(Data supplied)
============
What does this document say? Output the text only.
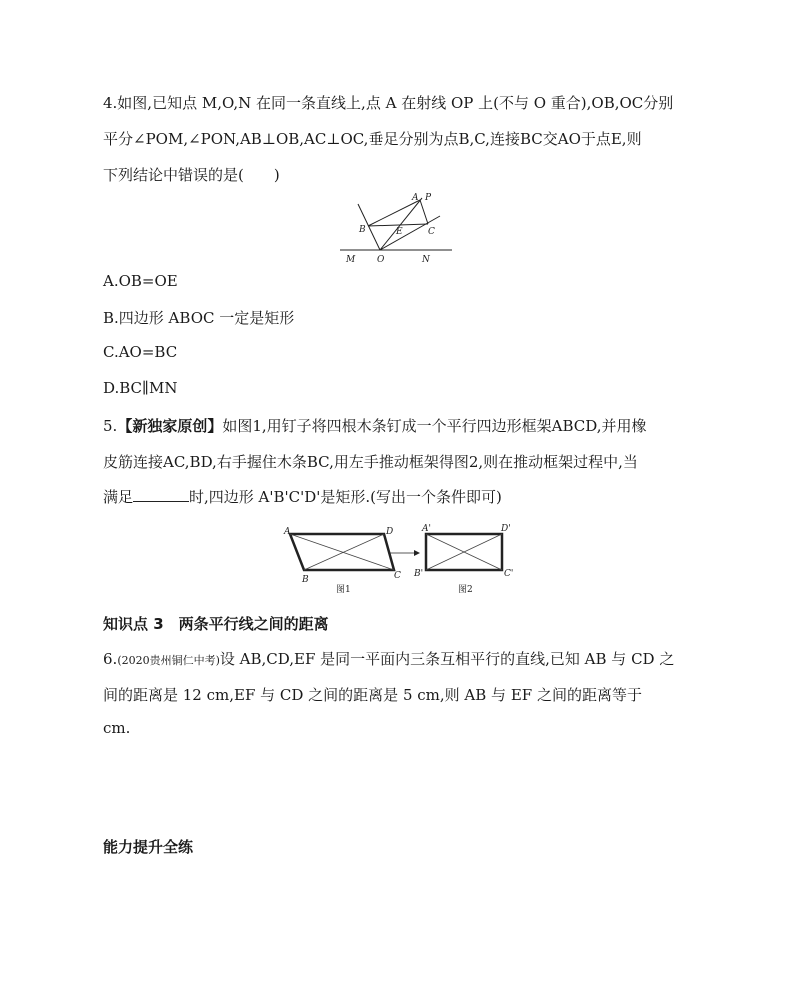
4.如图,已知点 M,O,N 在同一条直线上,点 A 在射线 OP 上(不与 O 重合),OB,OC分别
平分∠POM,∠PON,AB⊥OB,AC⊥OC,垂足分别为点B,C,连接BC交AO于点E,则
下列结论中错误的是(　　)
A P
B	E	C
M O	N
A.OB=OE
B.四边形 ABOC 一定是矩形
C.AO=BC
D.BC∥MN
5.【新独家原创】如图1,用钉子将四根木条钉成一个平行四边形框架ABCD,并用橡
皮筋连接AC,BD,右手握住木条BC,用左手推动框架得图2,则在推动框架过程中,当
满足	时,四边形 A'B'C'D'是矩形.(写出一个条件即可)
A	D
B	C
图1
A'	D'
B'	C'
图2
知识点 3　两条平行线之间的距离
6.(2020贵州铜仁中考)设 AB,CD,EF 是同一平面内三条互相平行的直线,已知 AB 与 CD 之
间的距离是 12 cm,EF 与 CD 之间的距离是 5 cm,则 AB 与 EF 之间的距离等于
cm.
能力提升全练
============
(The task)
Take the entries shown above and quote them verbatim, passing over the pictures.

(Solved problem)
What does this document say? Output the text only.
4.如图,已知点 M,O,N 在同一条直线上,点 A 在射线 OP 上(不与 O 重合),OB,OC分别
平分∠POM,∠PON,AB⊥OB,AC⊥OC,垂足分别为点B,C,连接BC交AO于点E,则
下列结论中错误的是(　　)
A P
B	E	C
M O	N
A.OB=OE
B.四边形 ABOC 一定是矩形
C.AO=BC
D.BC∥MN
5.【新独家原创】如图1,用钉子将四根木条钉成一个平行四边形框架ABCD,并用橡
皮筋连接AC,BD,右手握住木条BC,用左手推动框架得图2,则在推动框架过程中,当
满足	时,四边形 A'B'C'D'是矩形.(写出一个条件即可)
A	D
B	C
图1
A'	D'
B'	C'
图2
知识点 3　两条平行线之间的距离
6.(2020贵州铜仁中考)设 AB,CD,EF 是同一平面内三条互相平行的直线,已知 AB 与 CD 之
间的距离是 12 cm,EF 与 CD 之间的距离是 5 cm,则 AB 与 EF 之间的距离等于
cm.
能力提升全练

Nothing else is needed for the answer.